Description of the task - Give all of the lines again exactly as they read.

Data listing:
^^^^^^^^^^^^^^^^

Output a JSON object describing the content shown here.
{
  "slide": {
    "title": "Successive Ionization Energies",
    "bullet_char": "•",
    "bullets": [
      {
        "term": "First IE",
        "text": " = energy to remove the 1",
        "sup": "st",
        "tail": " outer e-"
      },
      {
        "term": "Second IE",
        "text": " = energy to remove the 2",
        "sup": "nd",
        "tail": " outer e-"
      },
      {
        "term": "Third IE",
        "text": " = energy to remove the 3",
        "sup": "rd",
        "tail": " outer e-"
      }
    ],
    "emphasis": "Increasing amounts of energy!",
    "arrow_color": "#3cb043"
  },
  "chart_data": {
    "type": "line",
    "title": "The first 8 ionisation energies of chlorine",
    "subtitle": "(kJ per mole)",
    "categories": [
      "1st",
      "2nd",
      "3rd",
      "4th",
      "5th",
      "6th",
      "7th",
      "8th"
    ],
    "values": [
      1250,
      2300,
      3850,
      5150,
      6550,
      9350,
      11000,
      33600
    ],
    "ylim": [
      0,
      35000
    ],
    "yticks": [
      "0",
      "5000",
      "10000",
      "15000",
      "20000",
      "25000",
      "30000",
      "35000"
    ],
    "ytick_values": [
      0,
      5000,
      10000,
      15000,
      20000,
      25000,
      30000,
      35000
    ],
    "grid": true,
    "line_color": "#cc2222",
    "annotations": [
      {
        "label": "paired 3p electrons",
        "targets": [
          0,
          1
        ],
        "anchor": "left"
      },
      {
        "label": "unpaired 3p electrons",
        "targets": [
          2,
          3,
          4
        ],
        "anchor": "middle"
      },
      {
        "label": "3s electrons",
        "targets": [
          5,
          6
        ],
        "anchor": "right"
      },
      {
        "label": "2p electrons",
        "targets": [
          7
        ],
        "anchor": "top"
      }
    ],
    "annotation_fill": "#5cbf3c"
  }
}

^^^^^^^^^^^^^^^^

Output -
Output a JSON object describing the content shown here.
{
  "slide": {
    "title": "Successive Ionization Energies",
    "bullet_char": "•",
    "bullets": [
      {
        "term": "First IE",
        "text": " = energy to remove the 1",
        "sup": "st",
        "tail": " outer e-"
      },
      {
        "term": "Second IE",
        "text": " = energy to remove the 2",
        "sup": "nd",
        "tail": " outer e-"
      },
      {
        "term": "Third IE",
        "text": " = energy to remove the 3",
        "sup": "rd",
        "tail": " outer e-"
      }
    ],
    "emphasis": "Increasing amounts of energy!",
    "arrow_color": "#3cb043"
  },
  "chart_data": {
    "type": "line",
    "title": "The first 8 ionisation energies of chlorine",
    "subtitle": "(kJ per mole)",
    "categories": [
      "1st",
      "2nd",
      "3rd",
      "4th",
      "5th",
      "6th",
      "7th",
      "8th"
    ],
    "values": [
      1250,
      2300,
      3850,
      5150,
      6550,
      9350,
      11000,
      33600
    ],
    "ylim": [
      0,
      35000
    ],
    "yticks": [
      "0",
      "5000",
      "10000",
      "15000",
      "20000",
      "25000",
      "30000",
      "35000"
    ],
    "ytick_values": [
      0,
      5000,
      10000,
      15000,
      20000,
      25000,
      30000,
      35000
    ],
    "grid": true,
    "line_color": "#cc2222",
    "annotations": [
      {
        "label": "paired 3p electrons",
        "targets": [
          0,
          1
        ],
        "anchor": "left"
      },
      {
        "label": "unpaired 3p electrons",
        "targets": [
          2,
          3,
          4
        ],
        "anchor": "middle"
      },
      {
        "label": "3s electrons",
        "targets": [
          5,
          6
        ],
        "anchor": "right"
      },
      {
        "label": "2p electrons",
        "targets": [
          7
        ],
        "anchor": "top"
      }
    ],
    "annotation_fill": "#5cbf3c"
  }
}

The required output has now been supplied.